_Task to complete_.
Extract the data exactly, missing nothing.

_Data extract_.

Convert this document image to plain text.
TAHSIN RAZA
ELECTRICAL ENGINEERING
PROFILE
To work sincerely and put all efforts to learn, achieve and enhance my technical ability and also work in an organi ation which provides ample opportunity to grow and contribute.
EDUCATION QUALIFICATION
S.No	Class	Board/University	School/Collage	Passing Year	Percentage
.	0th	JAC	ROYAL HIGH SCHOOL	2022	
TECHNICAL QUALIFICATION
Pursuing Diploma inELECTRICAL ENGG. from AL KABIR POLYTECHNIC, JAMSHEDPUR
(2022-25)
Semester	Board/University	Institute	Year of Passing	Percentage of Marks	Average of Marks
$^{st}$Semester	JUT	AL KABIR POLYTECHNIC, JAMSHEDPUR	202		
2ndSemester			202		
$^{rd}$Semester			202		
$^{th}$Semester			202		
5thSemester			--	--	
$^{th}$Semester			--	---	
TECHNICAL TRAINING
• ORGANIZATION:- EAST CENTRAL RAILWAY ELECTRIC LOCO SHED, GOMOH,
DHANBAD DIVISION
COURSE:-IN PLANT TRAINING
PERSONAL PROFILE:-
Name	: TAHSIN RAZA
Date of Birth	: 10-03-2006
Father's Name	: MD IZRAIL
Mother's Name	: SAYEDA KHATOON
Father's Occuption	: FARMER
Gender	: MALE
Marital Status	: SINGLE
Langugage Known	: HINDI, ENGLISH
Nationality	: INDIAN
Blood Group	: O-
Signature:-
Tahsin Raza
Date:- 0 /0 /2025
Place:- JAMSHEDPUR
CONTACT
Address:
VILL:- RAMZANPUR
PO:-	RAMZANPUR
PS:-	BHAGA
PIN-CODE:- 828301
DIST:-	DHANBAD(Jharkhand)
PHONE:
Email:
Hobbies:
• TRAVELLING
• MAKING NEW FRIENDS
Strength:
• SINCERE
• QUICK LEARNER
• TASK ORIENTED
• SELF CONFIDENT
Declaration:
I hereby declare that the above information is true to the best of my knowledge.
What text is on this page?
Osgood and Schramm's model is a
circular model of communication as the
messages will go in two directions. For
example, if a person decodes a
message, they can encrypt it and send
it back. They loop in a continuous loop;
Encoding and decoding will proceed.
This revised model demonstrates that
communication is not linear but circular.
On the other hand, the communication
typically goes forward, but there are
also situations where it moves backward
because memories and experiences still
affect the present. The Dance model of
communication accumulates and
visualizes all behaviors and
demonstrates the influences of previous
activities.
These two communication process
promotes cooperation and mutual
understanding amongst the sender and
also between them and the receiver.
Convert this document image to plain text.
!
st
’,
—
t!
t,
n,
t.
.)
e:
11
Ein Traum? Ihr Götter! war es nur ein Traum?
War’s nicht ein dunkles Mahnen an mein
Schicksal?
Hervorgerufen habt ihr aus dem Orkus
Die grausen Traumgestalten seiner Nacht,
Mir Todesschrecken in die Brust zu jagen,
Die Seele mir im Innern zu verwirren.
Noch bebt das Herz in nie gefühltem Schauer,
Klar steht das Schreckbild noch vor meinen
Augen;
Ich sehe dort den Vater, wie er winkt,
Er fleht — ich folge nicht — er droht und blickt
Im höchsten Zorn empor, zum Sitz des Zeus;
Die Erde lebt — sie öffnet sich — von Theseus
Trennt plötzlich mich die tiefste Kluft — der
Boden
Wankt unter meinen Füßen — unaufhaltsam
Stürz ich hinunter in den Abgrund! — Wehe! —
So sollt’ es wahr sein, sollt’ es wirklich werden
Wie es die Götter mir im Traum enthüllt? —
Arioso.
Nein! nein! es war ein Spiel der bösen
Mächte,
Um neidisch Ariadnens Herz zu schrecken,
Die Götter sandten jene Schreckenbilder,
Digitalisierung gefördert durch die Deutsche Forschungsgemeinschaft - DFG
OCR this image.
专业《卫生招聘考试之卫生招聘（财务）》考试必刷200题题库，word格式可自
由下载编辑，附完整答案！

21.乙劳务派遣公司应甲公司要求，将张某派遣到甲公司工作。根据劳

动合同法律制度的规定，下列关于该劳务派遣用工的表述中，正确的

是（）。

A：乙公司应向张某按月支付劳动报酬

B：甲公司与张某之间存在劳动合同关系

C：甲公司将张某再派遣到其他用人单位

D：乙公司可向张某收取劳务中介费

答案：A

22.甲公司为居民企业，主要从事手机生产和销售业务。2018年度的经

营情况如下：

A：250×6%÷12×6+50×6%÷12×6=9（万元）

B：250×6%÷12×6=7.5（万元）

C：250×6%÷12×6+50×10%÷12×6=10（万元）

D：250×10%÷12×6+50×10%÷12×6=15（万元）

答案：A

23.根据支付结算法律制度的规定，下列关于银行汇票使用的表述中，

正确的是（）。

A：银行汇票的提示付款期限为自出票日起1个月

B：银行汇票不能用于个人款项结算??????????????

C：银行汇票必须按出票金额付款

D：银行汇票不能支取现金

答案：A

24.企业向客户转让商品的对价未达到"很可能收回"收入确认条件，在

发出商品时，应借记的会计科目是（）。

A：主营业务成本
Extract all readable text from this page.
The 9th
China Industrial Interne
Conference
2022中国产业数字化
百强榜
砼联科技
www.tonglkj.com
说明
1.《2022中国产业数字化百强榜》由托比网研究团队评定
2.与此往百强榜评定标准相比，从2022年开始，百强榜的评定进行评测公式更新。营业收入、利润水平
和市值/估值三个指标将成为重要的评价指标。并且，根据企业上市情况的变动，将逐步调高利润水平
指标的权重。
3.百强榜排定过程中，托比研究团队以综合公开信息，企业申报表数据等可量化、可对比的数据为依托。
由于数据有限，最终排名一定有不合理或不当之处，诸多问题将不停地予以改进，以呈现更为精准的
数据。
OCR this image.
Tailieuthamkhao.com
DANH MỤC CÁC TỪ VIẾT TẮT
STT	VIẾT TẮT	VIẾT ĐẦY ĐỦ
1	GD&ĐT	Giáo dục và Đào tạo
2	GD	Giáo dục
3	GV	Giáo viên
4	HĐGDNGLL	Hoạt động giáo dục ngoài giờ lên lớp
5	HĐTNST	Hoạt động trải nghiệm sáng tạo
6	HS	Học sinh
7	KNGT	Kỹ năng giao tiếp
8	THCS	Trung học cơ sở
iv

_Response to the exercise_.
Convert this document image to plain text.
TAHSIN RAZA
ELECTRICAL ENGINEERING
PROFILE
To work sincerely and put all efforts to learn, achieve and enhance my technical ability and also work in an organi ation which provides ample opportunity to grow and contribute.
EDUCATION QUALIFICATION
S.No	Class	Board/University	School/Collage	Passing Year	Percentage
.	0th	JAC	ROYAL HIGH SCHOOL	2022	
TECHNICAL QUALIFICATION
Pursuing Diploma inELECTRICAL ENGG. from AL KABIR POLYTECHNIC, JAMSHEDPUR
(2022-25)
Semester	Board/University	Institute	Year of Passing	Percentage of Marks	Average of Marks
$^{st}$Semester	JUT	AL KABIR POLYTECHNIC, JAMSHEDPUR	202		
2ndSemester			202		
$^{rd}$Semester			202		
$^{th}$Semester			202		
5thSemester			--	--	
$^{th}$Semester			--	---	
TECHNICAL TRAINING
• ORGANIZATION:- EAST CENTRAL RAILWAY ELECTRIC LOCO SHED, GOMOH,
DHANBAD DIVISION
COURSE:-IN PLANT TRAINING
PERSONAL PROFILE:-
Name	: TAHSIN RAZA
Date of Birth	: 10-03-2006
Father's Name	: MD IZRAIL
Mother's Name	: SAYEDA KHATOON
Father's Occuption	: FARMER
Gender	: MALE
Marital Status	: SINGLE
Langugage Known	: HINDI, ENGLISH
Nationality	: INDIAN
Blood Group	: O-
Signature:-
Tahsin Raza
Date:- 0 /0 /2025
Place:- JAMSHEDPUR
CONTACT
Address:
VILL:- RAMZANPUR
PO:-	RAMZANPUR
PS:-	BHAGA
PIN-CODE:- 828301
DIST:-	DHANBAD(Jharkhand)
PHONE:
Email:
Hobbies:
• TRAVELLING
• MAKING NEW FRIENDS
Strength:
• SINCERE
• QUICK LEARNER
• TASK ORIENTED
• SELF CONFIDENT
Declaration:
I hereby declare that the above information is true to the best of my knowledge.
What text is on this page?
Osgood and Schramm's model is a
circular model of communication as the
messages will go in two directions. For
example, if a person decodes a
message, they can encrypt it and send
it back. They loop in a continuous loop;
Encoding and decoding will proceed.
This revised model demonstrates that
communication is not linear but circular.
On the other hand, the communication
typically goes forward, but there are
also situations where it moves backward
because memories and experiences still
affect the present. The Dance model of
communication accumulates and
visualizes all behaviors and
demonstrates the influences of previous
activities.
These two communication process
promotes cooperation and mutual
understanding amongst the sender and
also between them and the receiver.
Convert this document image to plain text.
!
st
’,
—
t!
t,
n,
t.
.)
e:
11
Ein Traum? Ihr Götter! war es nur ein Traum?
War’s nicht ein dunkles Mahnen an mein
Schicksal?
Hervorgerufen habt ihr aus dem Orkus
Die grausen Traumgestalten seiner Nacht,
Mir Todesschrecken in die Brust zu jagen,
Die Seele mir im Innern zu verwirren.
Noch bebt das Herz in nie gefühltem Schauer,
Klar steht das Schreckbild noch vor meinen
Augen;
Ich sehe dort den Vater, wie er winkt,
Er fleht — ich folge nicht — er droht und blickt
Im höchsten Zorn empor, zum Sitz des Zeus;
Die Erde lebt — sie öffnet sich — von Theseus
Trennt plötzlich mich die tiefste Kluft — der
Boden
Wankt unter meinen Füßen — unaufhaltsam
Stürz ich hinunter in den Abgrund! — Wehe! —
So sollt’ es wahr sein, sollt’ es wirklich werden
Wie es die Götter mir im Traum enthüllt? —
Arioso.
Nein! nein! es war ein Spiel der bösen
Mächte,
Um neidisch Ariadnens Herz zu schrecken,
Die Götter sandten jene Schreckenbilder,
Digitalisierung gefördert durch die Deutsche Forschungsgemeinschaft - DFG
OCR this image.
专业《卫生招聘考试之卫生招聘（财务）》考试必刷200题题库，word格式可自
由下载编辑，附完整答案！

21.乙劳务派遣公司应甲公司要求，将张某派遣到甲公司工作。根据劳

动合同法律制度的规定，下列关于该劳务派遣用工的表述中，正确的

是（）。

A：乙公司应向张某按月支付劳动报酬

B：甲公司与张某之间存在劳动合同关系

C：甲公司将张某再派遣到其他用人单位

D：乙公司可向张某收取劳务中介费

答案：A

22.甲公司为居民企业，主要从事手机生产和销售业务。2018年度的经

营情况如下：

A：250×6%÷12×6+50×6%÷12×6=9（万元）

B：250×6%÷12×6=7.5（万元）

C：250×6%÷12×6+50×10%÷12×6=10（万元）

D：250×10%÷12×6+50×10%÷12×6=15（万元）

答案：A

23.根据支付结算法律制度的规定，下列关于银行汇票使用的表述中，

正确的是（）。

A：银行汇票的提示付款期限为自出票日起1个月

B：银行汇票不能用于个人款项结算??????????????

C：银行汇票必须按出票金额付款

D：银行汇票不能支取现金

答案：A

24.企业向客户转让商品的对价未达到"很可能收回"收入确认条件，在

发出商品时，应借记的会计科目是（）。

A：主营业务成本
Extract all readable text from this page.
The 9th
China Industrial Interne
Conference
2022中国产业数字化
百强榜
砼联科技
www.tonglkj.com
说明
1.《2022中国产业数字化百强榜》由托比网研究团队评定
2.与此往百强榜评定标准相比，从2022年开始，百强榜的评定进行评测公式更新。营业收入、利润水平
和市值/估值三个指标将成为重要的评价指标。并且，根据企业上市情况的变动，将逐步调高利润水平
指标的权重。
3.百强榜排定过程中，托比研究团队以综合公开信息，企业申报表数据等可量化、可对比的数据为依托。
由于数据有限，最终排名一定有不合理或不当之处，诸多问题将不停地予以改进，以呈现更为精准的
数据。
OCR this image.
Tailieuthamkhao.com
DANH MỤC CÁC TỪ VIẾT TẮT
STT	VIẾT TẮT	VIẾT ĐẦY ĐỦ
1	GD&ĐT	Giáo dục và Đào tạo
2	GD	Giáo dục
3	GV	Giáo viên
4	HĐGDNGLL	Hoạt động giáo dục ngoài giờ lên lớp
5	HĐTNST	Hoạt động trải nghiệm sáng tạo
6	HS	Học sinh
7	KNGT	Kỹ năng giao tiếp
8	THCS	Trung học cơ sở
iv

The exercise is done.